*WHAT YOU WILL DO*
Pick out each line below containing "Growth".

*DATA SHOWN*
★ ★ ★

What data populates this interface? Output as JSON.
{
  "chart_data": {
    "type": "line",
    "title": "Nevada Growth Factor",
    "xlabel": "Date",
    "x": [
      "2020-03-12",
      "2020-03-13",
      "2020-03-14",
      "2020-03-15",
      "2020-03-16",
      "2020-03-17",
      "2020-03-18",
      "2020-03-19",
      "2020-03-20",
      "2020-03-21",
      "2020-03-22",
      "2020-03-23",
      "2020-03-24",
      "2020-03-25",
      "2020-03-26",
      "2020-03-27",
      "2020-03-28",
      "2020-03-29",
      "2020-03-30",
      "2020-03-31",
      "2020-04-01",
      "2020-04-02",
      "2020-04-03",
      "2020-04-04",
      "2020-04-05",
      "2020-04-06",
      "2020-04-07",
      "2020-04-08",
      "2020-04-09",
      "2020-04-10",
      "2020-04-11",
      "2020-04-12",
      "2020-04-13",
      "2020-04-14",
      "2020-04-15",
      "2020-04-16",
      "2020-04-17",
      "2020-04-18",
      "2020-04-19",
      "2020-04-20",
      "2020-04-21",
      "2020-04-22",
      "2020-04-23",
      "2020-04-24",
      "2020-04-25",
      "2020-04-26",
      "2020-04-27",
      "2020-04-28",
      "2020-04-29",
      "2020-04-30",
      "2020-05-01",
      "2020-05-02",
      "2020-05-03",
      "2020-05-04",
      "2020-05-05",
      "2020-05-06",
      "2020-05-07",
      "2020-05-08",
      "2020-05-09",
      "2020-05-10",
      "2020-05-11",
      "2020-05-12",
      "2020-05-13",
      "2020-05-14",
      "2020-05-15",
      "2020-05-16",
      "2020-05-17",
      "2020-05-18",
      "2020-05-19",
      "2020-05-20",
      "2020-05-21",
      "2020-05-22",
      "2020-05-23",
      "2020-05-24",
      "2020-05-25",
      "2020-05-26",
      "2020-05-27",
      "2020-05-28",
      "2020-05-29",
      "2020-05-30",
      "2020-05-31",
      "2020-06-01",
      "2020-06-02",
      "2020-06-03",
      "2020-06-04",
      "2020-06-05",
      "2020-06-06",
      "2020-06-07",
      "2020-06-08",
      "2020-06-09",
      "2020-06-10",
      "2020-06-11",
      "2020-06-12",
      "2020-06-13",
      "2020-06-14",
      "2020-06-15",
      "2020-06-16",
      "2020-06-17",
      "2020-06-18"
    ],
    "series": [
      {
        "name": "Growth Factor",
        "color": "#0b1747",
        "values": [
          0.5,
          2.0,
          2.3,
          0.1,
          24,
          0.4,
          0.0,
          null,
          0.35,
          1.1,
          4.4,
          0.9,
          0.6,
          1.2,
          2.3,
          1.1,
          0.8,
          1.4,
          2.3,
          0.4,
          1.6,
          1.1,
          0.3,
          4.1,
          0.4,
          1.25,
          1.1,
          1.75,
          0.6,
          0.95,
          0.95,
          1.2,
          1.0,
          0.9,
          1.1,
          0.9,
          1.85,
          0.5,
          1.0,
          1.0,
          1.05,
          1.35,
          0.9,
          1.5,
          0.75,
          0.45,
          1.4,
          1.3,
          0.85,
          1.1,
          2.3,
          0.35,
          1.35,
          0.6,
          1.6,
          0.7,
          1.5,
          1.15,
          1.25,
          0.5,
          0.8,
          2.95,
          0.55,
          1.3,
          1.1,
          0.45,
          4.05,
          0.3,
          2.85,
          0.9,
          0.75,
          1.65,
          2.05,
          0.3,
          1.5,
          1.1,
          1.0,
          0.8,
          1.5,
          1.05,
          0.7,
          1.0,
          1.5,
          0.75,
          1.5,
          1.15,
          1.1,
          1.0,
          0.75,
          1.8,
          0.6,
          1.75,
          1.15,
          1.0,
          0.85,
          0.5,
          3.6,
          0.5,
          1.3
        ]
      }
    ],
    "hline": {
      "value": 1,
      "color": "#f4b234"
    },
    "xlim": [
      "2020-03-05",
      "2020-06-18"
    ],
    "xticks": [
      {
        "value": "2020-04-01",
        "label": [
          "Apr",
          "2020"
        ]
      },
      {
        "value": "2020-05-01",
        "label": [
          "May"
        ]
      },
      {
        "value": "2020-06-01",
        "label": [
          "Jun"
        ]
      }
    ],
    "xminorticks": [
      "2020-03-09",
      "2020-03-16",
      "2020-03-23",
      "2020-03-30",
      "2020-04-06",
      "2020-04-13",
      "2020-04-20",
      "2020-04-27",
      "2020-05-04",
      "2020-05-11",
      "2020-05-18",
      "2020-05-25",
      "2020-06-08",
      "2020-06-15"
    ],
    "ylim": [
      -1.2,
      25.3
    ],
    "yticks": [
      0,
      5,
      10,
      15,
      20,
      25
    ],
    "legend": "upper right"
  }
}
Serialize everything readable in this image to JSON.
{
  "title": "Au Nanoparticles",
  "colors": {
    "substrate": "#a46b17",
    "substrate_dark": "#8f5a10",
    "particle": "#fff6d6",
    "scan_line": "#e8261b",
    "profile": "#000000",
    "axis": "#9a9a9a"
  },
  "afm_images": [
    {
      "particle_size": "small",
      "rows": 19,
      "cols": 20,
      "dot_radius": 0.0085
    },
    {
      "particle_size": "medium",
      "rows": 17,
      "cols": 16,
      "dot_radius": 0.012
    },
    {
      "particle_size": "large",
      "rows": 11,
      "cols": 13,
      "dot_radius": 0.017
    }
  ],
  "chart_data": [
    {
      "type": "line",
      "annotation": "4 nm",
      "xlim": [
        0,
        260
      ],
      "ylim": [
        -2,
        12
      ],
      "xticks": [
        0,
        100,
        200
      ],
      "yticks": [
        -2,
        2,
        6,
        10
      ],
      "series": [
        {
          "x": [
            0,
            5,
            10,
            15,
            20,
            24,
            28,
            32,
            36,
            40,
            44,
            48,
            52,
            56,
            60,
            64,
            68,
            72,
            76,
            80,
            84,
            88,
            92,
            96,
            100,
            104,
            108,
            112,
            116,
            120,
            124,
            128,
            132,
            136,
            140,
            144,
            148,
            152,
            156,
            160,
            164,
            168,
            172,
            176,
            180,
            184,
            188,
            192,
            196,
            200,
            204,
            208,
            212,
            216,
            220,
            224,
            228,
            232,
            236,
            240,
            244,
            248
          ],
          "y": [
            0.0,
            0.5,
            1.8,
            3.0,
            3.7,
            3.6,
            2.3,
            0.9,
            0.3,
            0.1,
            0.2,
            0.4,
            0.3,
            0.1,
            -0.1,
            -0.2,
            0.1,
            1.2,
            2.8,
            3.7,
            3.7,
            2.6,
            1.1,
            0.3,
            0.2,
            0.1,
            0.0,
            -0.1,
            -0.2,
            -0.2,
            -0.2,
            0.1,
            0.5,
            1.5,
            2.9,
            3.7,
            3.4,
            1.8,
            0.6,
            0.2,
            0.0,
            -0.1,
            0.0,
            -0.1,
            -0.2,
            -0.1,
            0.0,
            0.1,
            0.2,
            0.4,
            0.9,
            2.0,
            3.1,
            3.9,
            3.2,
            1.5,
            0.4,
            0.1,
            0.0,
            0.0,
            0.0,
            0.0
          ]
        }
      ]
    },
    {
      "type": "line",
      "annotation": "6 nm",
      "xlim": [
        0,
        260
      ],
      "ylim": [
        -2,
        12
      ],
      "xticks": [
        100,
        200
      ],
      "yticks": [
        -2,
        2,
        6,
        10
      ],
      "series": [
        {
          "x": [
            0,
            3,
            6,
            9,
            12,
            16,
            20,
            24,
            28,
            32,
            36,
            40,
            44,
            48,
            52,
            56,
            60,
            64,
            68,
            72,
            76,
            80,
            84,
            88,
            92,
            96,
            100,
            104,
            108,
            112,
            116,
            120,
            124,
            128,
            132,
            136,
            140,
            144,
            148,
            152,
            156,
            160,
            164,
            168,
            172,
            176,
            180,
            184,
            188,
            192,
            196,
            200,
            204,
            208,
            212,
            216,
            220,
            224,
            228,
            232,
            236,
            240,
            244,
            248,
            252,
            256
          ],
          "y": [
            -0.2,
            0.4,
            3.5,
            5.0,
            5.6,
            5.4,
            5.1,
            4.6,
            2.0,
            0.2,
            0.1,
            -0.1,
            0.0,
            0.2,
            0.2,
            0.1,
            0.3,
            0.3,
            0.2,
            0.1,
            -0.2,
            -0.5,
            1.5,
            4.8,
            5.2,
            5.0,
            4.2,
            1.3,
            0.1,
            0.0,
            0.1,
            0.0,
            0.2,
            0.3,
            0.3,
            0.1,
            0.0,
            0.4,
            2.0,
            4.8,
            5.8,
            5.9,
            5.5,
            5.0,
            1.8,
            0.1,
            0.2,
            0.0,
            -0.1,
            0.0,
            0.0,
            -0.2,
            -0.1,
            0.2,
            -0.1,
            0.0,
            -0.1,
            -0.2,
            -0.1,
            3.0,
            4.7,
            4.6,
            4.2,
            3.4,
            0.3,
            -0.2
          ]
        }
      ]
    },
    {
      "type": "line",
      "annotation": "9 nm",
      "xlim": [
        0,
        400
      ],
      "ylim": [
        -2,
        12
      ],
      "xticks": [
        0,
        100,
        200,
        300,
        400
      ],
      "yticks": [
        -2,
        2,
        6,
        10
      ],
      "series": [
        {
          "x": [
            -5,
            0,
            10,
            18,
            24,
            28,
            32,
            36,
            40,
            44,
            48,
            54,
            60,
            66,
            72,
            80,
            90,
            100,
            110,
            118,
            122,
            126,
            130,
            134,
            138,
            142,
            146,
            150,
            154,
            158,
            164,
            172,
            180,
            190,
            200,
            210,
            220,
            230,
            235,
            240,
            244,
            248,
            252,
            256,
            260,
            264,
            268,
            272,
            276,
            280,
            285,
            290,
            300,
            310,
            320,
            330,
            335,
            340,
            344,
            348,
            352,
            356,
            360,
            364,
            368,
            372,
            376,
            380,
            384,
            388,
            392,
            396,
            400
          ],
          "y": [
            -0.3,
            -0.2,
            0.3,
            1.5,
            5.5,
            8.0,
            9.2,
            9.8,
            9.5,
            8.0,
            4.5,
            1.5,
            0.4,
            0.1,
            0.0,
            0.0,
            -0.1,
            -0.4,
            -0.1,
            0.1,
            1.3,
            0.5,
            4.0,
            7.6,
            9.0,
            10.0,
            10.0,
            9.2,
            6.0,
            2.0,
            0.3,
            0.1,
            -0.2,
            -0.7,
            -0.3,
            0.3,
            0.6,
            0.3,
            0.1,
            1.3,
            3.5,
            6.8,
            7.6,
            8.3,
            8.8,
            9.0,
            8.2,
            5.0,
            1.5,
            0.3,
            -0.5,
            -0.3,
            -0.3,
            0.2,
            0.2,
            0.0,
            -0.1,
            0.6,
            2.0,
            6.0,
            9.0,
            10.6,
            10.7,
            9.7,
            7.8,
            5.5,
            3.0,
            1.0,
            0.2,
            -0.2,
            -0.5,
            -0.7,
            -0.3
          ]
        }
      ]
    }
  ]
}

★ ★ ★

*RESPONSE TO THE EXERCISE*
    "title": "Nevada Growth Factor",
        "name": "Growth Factor",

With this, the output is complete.